*Exercise prompt*: Scan the material and copy every line in which "例句翻译" appears.

*Excerpted records*:
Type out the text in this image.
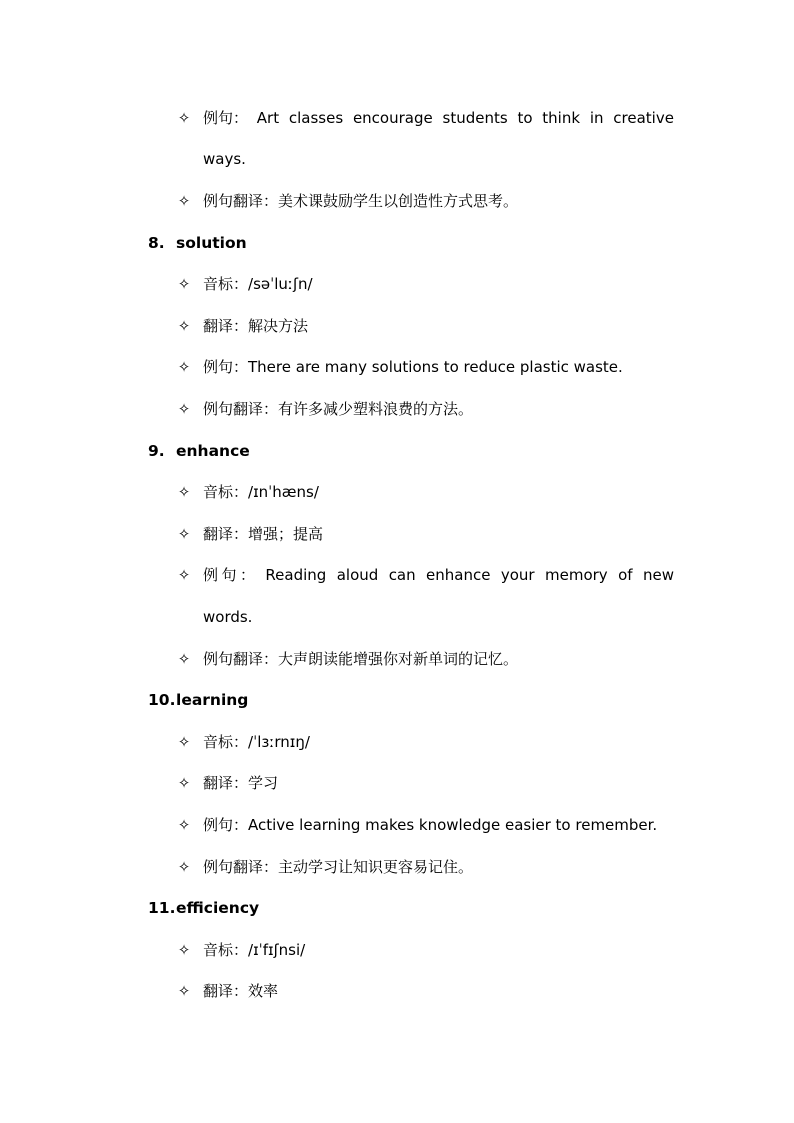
✧ 例 句 ： Art classes encourage students to think in creative
ways.
✧ 例句翻译：美术课鼓励学生以创造性方式思考。
8. solution
✧ 音标：/səˈluːʃn/
✧ 翻译：解决方法
✧ 例句：There are many solutions to reduce plastic waste.
✧ 例句翻译：有许多减少塑料浪费的方法。
9. enhance
✧ 音标：/ɪnˈhæns/
✧ 翻译：增强；提高
✧ 例 句 ： Reading aloud can enhance your memory of new
words.
✧ 例句翻译：大声朗读能增强你对新单词的记忆。
10.learning
✧ 音标：/ˈlɜːrnɪŋ/
✧ 翻译：学习
✧ 例句：Active learning makes knowledge easier to remember.
✧ 例句翻译：主动学习让知识更容易记住。
11.efficiency
✧ 音标：/ɪˈfɪʃnsi/
✧ 翻译：效率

*Solution for this task*:
✧ 例句翻译：美术课鼓励学生以创造性方式思考。
✧ 例句翻译：有许多减少塑料浪费的方法。
✧ 例句翻译：大声朗读能增强你对新单词的记忆。
✧ 例句翻译：主动学习让知识更容易记住。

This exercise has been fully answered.